__Problem details__: Print all records exactly, leaving nothing out.

**** Data records ****

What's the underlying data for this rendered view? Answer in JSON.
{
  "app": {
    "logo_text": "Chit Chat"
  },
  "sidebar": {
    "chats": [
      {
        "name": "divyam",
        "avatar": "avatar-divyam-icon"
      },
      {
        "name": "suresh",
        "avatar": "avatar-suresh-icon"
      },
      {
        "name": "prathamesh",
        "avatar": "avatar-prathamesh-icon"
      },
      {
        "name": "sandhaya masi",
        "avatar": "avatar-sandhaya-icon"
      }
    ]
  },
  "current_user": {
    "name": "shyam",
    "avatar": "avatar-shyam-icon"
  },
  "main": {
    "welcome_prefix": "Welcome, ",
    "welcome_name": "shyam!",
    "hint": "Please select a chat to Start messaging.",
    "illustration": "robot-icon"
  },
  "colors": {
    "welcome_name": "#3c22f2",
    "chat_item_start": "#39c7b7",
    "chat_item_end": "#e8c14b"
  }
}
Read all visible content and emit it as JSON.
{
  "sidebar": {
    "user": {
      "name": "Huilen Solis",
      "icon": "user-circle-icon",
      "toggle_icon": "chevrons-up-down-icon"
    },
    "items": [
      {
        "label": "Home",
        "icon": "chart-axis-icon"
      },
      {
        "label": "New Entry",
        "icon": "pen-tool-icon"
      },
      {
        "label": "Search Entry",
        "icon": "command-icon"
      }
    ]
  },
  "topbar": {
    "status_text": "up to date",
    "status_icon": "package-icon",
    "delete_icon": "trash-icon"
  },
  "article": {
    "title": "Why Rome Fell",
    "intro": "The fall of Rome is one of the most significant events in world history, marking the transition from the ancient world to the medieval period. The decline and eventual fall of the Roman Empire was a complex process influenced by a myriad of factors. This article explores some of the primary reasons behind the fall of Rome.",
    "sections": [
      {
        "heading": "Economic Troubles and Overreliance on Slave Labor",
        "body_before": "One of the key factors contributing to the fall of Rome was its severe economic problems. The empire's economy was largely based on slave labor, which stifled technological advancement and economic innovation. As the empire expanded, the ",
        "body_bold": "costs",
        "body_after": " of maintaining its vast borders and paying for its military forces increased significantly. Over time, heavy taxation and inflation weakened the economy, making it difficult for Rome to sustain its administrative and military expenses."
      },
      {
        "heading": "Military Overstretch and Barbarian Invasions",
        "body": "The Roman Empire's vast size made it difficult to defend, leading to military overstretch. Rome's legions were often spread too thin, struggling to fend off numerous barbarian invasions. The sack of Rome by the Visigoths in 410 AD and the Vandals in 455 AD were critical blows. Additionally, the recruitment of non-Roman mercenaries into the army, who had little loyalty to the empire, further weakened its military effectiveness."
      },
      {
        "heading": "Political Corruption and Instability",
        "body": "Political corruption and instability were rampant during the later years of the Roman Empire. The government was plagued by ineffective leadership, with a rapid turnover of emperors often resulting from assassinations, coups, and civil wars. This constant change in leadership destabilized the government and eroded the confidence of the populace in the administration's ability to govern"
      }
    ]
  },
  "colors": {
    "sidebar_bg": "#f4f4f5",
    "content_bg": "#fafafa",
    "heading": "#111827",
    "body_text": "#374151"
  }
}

****

__The result__:
What's the underlying data for this rendered view? Answer in JSON.
{
  "app": {
    "logo_text": "Chit Chat"
  },
  "sidebar": {
    "chats": [
      {
        "name": "divyam",
        "avatar": "avatar-divyam-icon"
      },
      {
        "name": "suresh",
        "avatar": "avatar-suresh-icon"
      },
      {
        "name": "prathamesh",
        "avatar": "avatar-prathamesh-icon"
      },
      {
        "name": "sandhaya masi",
        "avatar": "avatar-sandhaya-icon"
      }
    ]
  },
  "current_user": {
    "name": "shyam",
    "avatar": "avatar-shyam-icon"
  },
  "main": {
    "welcome_prefix": "Welcome, ",
    "welcome_name": "shyam!",
    "hint": "Please select a chat to Start messaging.",
    "illustration": "robot-icon"
  },
  "colors": {
    "welcome_name": "#3c22f2",
    "chat_item_start": "#39c7b7",
    "chat_item_end": "#e8c14b"
  }
}
Read all visible content and emit it as JSON.
{
  "sidebar": {
    "user": {
      "name": "Huilen Solis",
      "icon": "user-circle-icon",
      "toggle_icon": "chevrons-up-down-icon"
    },
    "items": [
      {
        "label": "Home",
        "icon": "chart-axis-icon"
      },
      {
        "label": "New Entry",
        "icon": "pen-tool-icon"
      },
      {
        "label": "Search Entry",
        "icon": "command-icon"
      }
    ]
  },
  "topbar": {
    "status_text": "up to date",
    "status_icon": "package-icon",
    "delete_icon": "trash-icon"
  },
  "article": {
    "title": "Why Rome Fell",
    "intro": "The fall of Rome is one of the most significant events in world history, marking the transition from the ancient world to the medieval period. The decline and eventual fall of the Roman Empire was a complex process influenced by a myriad of factors. This article explores some of the primary reasons behind the fall of Rome.",
    "sections": [
      {
        "heading": "Economic Troubles and Overreliance on Slave Labor",
        "body_before": "One of the key factors contributing to the fall of Rome was its severe economic problems. The empire's economy was largely based on slave labor, which stifled technological advancement and economic innovation. As the empire expanded, the ",
        "body_bold": "costs",
        "body_after": " of maintaining its vast borders and paying for its military forces increased significantly. Over time, heavy taxation and inflation weakened the economy, making it difficult for Rome to sustain its administrative and military expenses."
      },
      {
        "heading": "Military Overstretch and Barbarian Invasions",
        "body": "The Roman Empire's vast size made it difficult to defend, leading to military overstretch. Rome's legions were often spread too thin, struggling to fend off numerous barbarian invasions. The sack of Rome by the Visigoths in 410 AD and the Vandals in 455 AD were critical blows. Additionally, the recruitment of non-Roman mercenaries into the army, who had little loyalty to the empire, further weakened its military effectiveness."
      },
      {
        "heading": "Political Corruption and Instability",
        "body": "Political corruption and instability were rampant during the later years of the Roman Empire. The government was plagued by ineffective leadership, with a rapid turnover of emperors often resulting from assassinations, coups, and civil wars. This constant change in leadership destabilized the government and eroded the confidence of the populace in the administration's ability to govern"
      }
    ]
  },
  "colors": {
    "sidebar_bg": "#f4f4f5",
    "content_bg": "#fafafa",
    "heading": "#111827",
    "body_text": "#374151"
  }
}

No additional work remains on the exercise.